- WHAT TO WORK ON -
Repeat all the records exactly, omitting pictures.

- MATERIAL -
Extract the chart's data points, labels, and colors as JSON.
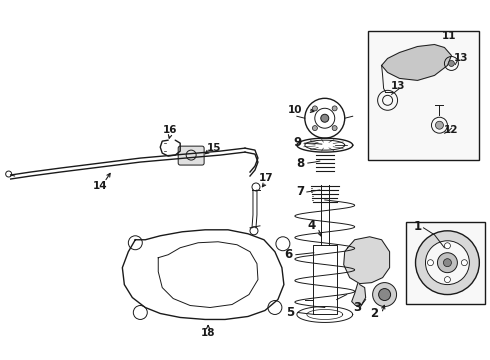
{
  "bg_color": "#ffffff",
  "line_color": "#1a1a1a",
  "fig_width": 4.9,
  "fig_height": 3.6,
  "dpi": 100,
  "label_fs": 8.5,
  "label_fs_sm": 7.5
}
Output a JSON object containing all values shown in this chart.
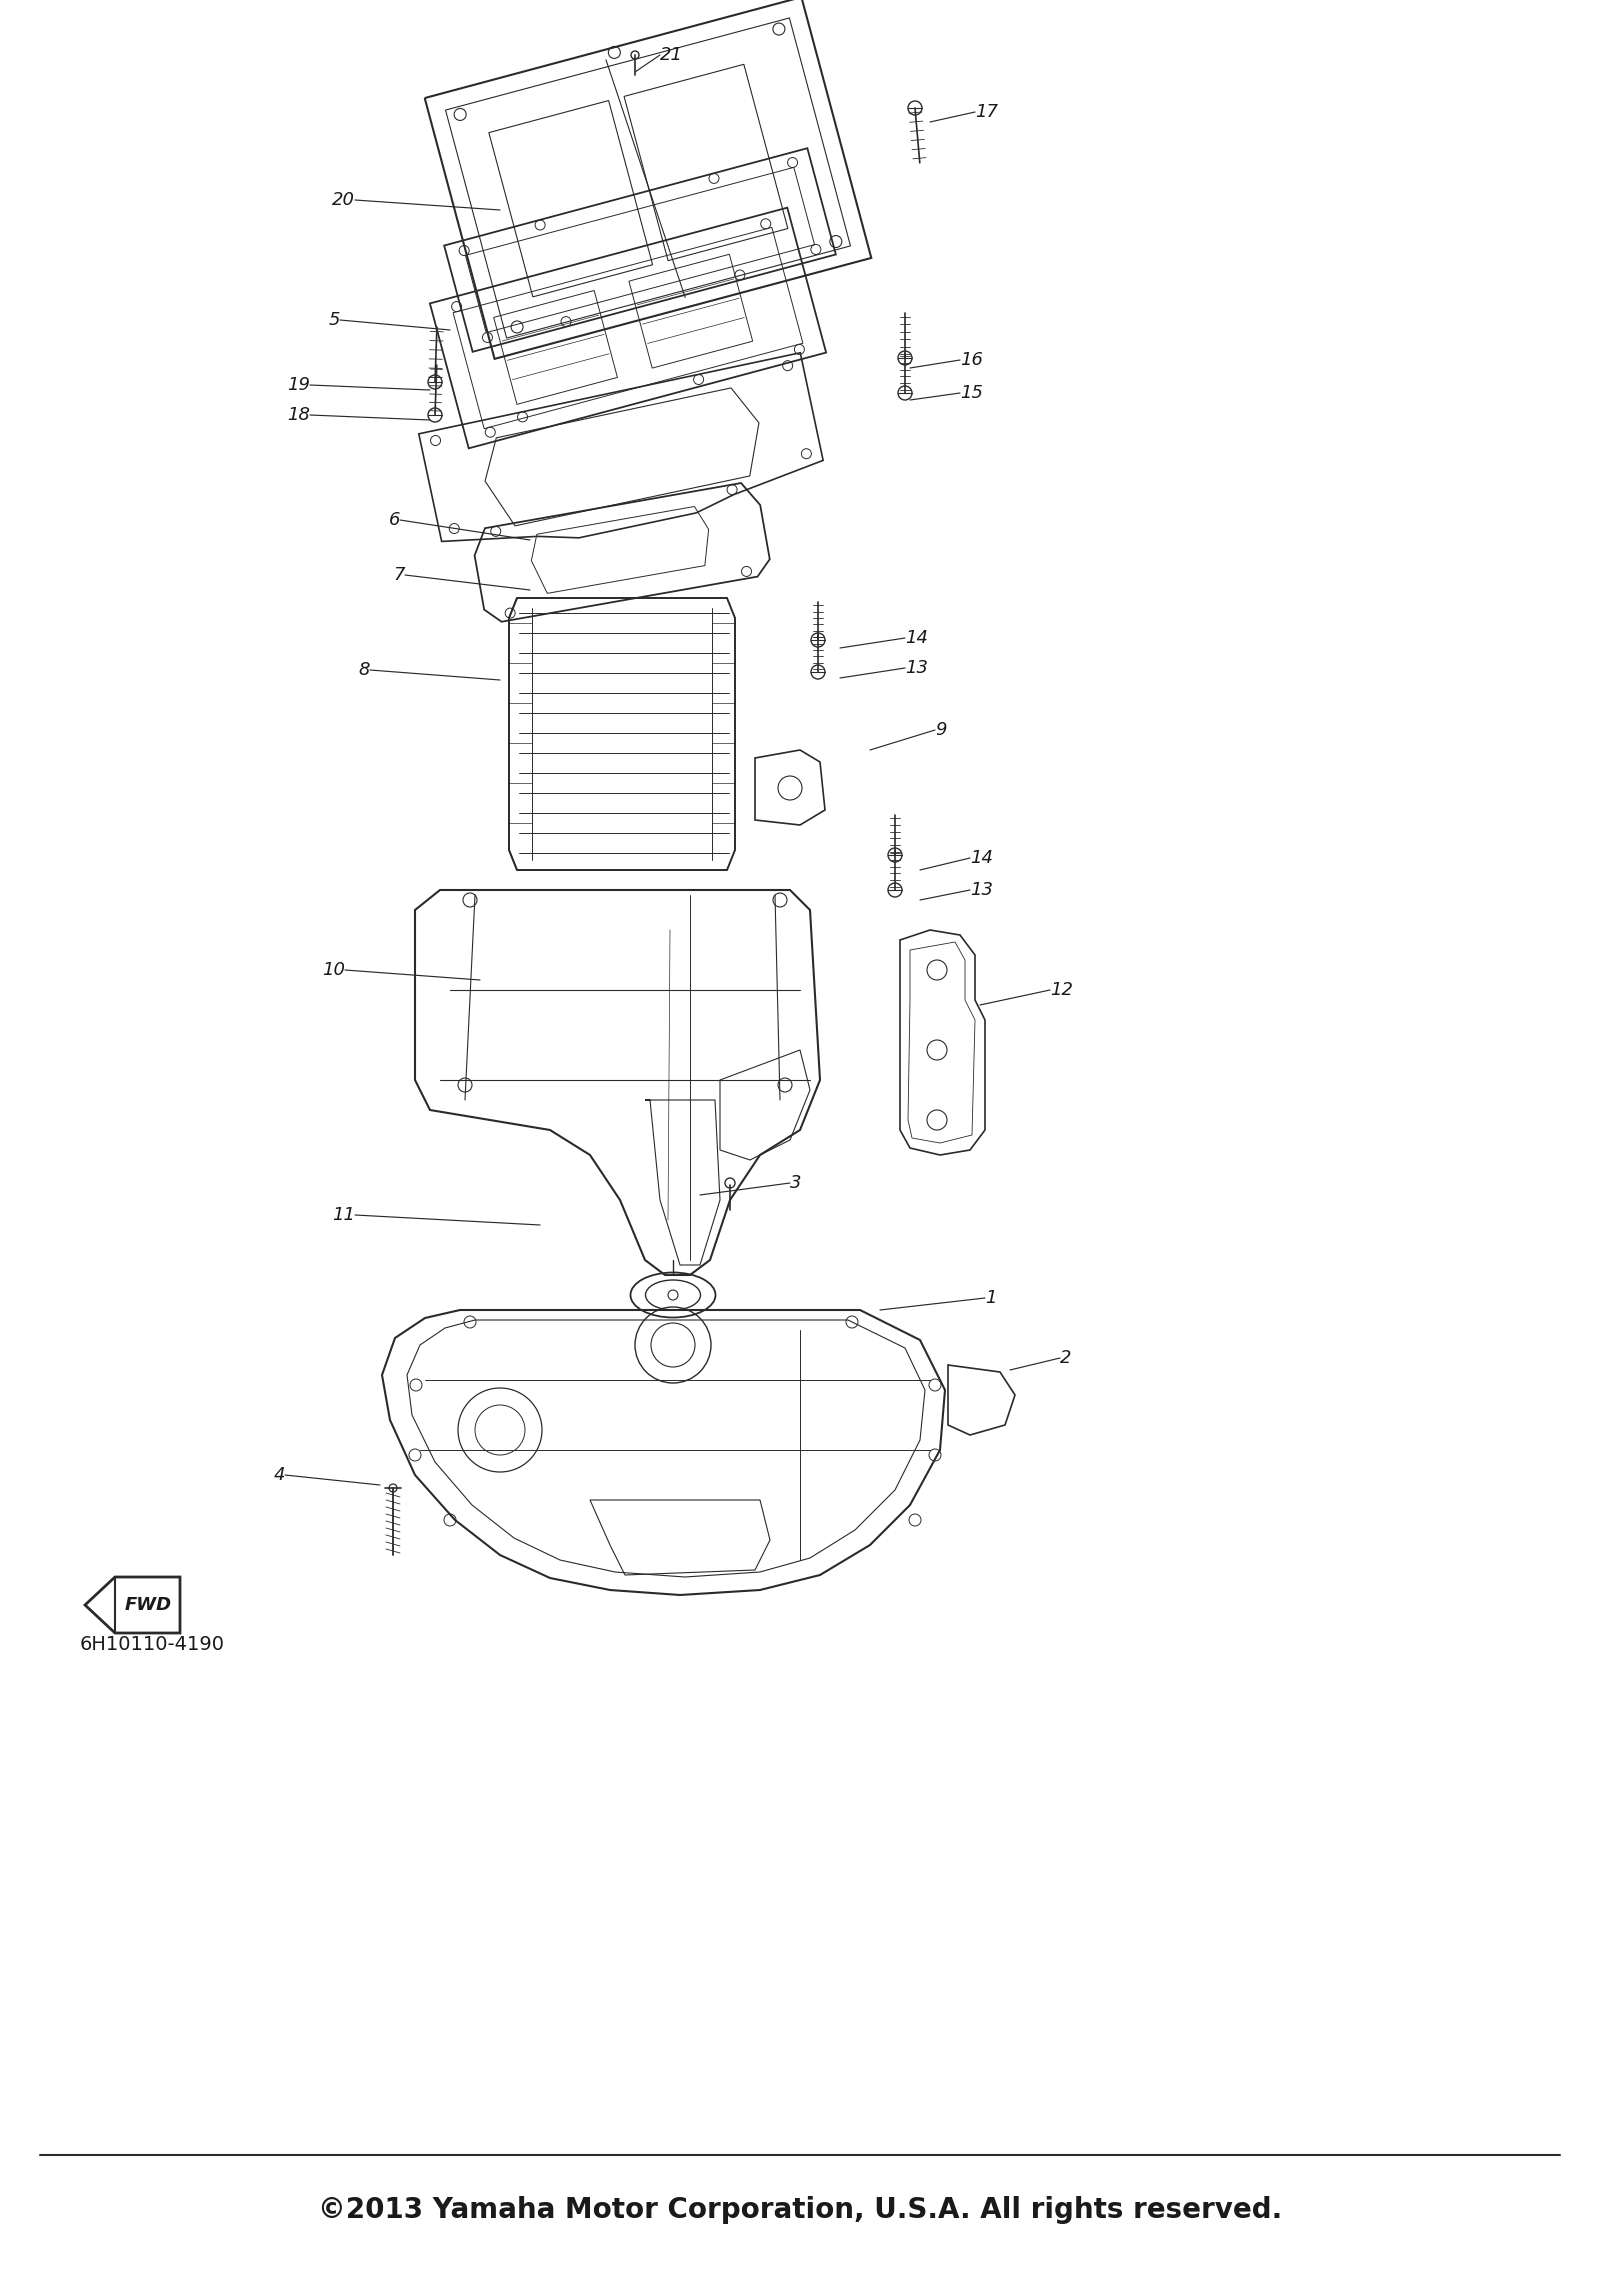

- EXERCISE RESULT -
Extract the chart's data points, labels, and colors as JSON.
{
  "bg_color": "#ffffff",
  "line_color": "#1a1a1a",
  "fig_width": 4.9,
  "fig_height": 3.6,
  "dpi": 100,
  "label_fs": 8.5,
  "label_fs_sm": 7.5
}
Output a JSON object containing all values shown in this chart.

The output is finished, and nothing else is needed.